> **Entries shown**:
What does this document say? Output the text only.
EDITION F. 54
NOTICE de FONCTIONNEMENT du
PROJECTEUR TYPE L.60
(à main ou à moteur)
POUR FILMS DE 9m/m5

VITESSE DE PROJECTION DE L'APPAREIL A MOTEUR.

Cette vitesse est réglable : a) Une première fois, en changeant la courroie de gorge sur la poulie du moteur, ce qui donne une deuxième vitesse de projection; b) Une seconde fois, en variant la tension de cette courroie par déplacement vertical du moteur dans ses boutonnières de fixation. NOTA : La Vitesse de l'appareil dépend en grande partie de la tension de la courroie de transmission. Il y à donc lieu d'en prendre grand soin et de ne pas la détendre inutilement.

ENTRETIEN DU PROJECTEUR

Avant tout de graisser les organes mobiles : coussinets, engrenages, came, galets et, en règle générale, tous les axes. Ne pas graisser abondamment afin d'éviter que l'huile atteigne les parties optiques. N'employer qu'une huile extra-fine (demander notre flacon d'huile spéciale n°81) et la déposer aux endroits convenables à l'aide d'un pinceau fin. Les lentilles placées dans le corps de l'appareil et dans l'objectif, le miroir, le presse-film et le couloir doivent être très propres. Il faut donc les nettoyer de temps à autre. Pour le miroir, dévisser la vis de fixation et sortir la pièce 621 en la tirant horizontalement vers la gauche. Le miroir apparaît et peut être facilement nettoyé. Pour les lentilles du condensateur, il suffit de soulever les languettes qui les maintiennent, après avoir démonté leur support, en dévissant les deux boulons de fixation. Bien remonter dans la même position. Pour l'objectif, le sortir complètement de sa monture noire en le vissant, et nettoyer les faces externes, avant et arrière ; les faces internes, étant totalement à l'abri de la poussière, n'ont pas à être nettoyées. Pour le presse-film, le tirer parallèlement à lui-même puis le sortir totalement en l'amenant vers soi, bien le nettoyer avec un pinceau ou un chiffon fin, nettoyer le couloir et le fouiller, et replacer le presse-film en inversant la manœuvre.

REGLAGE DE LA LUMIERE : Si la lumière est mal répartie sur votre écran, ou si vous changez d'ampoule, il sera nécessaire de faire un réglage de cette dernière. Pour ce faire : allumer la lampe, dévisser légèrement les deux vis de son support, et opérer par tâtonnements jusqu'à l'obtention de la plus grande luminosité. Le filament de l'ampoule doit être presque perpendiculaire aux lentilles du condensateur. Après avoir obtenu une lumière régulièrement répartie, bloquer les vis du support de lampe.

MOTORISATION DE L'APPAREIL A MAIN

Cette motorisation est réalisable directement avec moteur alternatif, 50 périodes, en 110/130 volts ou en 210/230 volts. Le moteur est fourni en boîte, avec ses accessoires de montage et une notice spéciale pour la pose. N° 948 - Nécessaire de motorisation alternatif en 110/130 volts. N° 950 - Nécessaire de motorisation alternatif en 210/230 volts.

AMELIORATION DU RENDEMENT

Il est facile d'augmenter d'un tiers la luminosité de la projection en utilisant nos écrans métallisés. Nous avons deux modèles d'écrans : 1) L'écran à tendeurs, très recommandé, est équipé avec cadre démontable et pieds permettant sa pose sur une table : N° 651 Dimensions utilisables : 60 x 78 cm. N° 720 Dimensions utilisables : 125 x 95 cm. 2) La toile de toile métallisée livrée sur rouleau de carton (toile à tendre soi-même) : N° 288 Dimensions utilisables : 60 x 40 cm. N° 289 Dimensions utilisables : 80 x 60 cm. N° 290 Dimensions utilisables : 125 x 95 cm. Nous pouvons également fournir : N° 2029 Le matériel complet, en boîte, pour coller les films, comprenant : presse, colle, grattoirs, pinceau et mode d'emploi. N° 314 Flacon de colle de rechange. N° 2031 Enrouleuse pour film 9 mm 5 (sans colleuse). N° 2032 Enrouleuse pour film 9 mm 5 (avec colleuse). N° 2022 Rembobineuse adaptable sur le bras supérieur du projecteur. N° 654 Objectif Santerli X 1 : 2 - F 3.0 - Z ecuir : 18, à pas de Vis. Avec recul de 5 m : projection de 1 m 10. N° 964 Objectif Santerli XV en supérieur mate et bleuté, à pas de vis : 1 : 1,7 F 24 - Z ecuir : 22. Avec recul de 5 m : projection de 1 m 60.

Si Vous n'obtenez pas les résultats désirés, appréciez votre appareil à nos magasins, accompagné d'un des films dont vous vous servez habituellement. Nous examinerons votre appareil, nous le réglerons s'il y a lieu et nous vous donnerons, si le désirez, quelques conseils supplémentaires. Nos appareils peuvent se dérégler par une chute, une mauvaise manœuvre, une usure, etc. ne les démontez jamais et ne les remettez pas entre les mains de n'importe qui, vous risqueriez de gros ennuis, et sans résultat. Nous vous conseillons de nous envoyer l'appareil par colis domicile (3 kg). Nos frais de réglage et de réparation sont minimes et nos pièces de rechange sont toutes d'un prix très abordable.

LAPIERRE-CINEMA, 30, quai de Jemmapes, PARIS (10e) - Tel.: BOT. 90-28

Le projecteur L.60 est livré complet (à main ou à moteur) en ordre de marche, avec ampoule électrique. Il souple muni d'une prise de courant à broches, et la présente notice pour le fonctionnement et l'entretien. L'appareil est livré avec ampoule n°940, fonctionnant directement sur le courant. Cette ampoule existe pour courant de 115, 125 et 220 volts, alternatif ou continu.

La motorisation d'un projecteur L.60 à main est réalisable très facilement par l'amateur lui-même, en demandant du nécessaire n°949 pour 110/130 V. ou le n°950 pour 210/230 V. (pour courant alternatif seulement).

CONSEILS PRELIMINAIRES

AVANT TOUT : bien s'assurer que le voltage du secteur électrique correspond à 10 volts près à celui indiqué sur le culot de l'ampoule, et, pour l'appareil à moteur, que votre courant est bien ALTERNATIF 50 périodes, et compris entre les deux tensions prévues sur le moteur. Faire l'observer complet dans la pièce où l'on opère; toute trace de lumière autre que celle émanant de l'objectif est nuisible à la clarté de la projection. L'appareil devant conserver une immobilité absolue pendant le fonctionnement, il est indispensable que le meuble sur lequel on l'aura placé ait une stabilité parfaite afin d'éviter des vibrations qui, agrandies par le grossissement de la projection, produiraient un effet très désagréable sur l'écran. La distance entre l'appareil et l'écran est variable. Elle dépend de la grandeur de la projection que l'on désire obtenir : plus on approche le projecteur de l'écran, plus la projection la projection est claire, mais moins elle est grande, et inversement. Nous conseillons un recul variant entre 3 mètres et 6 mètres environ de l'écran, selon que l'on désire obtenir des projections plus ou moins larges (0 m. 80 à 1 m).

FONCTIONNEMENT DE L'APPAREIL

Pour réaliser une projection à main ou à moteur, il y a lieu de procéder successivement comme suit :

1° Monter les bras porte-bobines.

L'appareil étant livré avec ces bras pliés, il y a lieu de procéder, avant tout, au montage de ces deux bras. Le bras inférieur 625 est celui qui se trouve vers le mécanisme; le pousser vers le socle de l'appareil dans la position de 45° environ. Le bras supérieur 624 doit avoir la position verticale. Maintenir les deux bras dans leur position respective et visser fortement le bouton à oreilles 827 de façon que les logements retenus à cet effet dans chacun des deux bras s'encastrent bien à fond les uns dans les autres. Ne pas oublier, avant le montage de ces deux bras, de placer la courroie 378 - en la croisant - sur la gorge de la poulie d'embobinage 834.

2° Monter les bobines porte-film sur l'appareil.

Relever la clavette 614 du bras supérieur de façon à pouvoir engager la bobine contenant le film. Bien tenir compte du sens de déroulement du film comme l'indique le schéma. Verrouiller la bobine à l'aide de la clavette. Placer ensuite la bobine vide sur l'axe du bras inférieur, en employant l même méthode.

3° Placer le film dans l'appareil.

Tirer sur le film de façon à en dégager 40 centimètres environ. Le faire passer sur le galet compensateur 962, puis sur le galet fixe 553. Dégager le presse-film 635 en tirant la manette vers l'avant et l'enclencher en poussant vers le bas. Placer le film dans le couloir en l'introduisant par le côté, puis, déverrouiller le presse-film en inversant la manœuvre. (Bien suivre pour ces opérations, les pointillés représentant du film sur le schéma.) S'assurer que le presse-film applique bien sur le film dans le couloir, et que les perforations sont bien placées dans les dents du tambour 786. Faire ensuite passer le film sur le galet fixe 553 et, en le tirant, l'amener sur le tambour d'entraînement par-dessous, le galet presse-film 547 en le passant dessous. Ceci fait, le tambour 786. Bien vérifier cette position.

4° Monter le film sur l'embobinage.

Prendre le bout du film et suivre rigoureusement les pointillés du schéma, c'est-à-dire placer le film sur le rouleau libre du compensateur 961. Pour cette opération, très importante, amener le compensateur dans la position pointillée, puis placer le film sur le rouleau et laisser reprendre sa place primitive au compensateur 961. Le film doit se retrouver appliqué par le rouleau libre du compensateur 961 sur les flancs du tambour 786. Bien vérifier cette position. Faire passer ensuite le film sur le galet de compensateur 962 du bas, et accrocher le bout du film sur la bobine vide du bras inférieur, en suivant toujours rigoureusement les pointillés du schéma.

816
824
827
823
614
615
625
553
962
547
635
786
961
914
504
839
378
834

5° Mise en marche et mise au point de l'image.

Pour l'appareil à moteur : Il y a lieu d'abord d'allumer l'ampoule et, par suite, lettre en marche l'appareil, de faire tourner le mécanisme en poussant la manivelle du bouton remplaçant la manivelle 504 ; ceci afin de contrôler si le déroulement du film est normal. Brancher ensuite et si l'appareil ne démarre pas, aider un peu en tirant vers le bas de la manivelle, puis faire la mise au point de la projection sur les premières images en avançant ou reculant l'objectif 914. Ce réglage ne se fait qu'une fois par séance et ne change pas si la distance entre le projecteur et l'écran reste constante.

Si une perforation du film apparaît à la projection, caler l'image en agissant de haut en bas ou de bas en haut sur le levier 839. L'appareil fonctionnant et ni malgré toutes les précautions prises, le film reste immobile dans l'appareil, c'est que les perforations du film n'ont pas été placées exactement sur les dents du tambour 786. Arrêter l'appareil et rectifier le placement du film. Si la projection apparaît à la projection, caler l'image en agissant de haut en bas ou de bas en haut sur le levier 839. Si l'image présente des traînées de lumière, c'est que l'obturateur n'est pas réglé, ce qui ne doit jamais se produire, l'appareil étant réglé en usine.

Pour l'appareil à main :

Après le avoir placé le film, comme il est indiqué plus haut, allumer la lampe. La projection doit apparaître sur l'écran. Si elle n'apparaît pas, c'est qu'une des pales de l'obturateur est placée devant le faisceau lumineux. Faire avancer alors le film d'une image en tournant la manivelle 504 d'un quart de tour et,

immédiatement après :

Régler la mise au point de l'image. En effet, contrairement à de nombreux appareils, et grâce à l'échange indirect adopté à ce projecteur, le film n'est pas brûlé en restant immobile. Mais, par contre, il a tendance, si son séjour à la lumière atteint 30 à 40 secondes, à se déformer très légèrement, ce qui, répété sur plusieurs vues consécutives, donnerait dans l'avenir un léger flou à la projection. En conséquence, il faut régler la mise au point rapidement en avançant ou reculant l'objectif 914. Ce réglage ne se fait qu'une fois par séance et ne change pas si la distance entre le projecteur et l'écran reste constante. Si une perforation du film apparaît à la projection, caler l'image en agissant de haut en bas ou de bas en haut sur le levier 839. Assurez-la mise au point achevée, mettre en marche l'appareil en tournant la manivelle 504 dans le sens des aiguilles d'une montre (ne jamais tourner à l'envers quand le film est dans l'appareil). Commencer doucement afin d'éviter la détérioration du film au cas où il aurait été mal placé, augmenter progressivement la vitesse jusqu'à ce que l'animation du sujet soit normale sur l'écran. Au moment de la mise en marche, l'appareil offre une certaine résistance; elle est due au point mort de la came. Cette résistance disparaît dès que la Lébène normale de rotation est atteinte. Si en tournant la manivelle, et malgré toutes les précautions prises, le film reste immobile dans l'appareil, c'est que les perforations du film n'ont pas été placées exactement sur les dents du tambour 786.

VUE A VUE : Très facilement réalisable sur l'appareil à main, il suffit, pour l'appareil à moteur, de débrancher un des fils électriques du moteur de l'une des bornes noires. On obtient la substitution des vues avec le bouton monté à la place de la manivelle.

> **Short task**: Return each line among the entries that holds the word "fonctionnant".

> **Answer to this task**:
Le projecteur L.60 est livré complet (à main ou à moteur) en ordre de marche, avec ampoule électrique. Il souple muni d'une prise de courant à broches, et la présente notice pour le fonctionnement et l'entretien. L'appareil est livré avec ampoule n°940, fonctionnant directement sur le courant. Cette ampoule existe pour courant de 115, 125 et 220 volts, alternatif ou continu.
Si une perforation du film apparaît à la projection, caler l'image en agissant de haut en bas ou de bas en haut sur le levier 839. L'appareil fonctionnant et ni malgré toutes les précautions prises, le film reste immobile dans l'appareil, c'est que les perforations du film n'ont pas été placées exactement sur les dents du tambour 786. Arrêter l'appareil et rectifier le placement du film. Si la projection apparaît à la projection, caler l'image en agissant de haut en bas ou de bas en haut sur le levier 839. Si l'image présente des traînées de lumière, c'est que l'obturateur n'est pas réglé, ce qui ne doit jamais se produire, l'appareil étant réglé en usine.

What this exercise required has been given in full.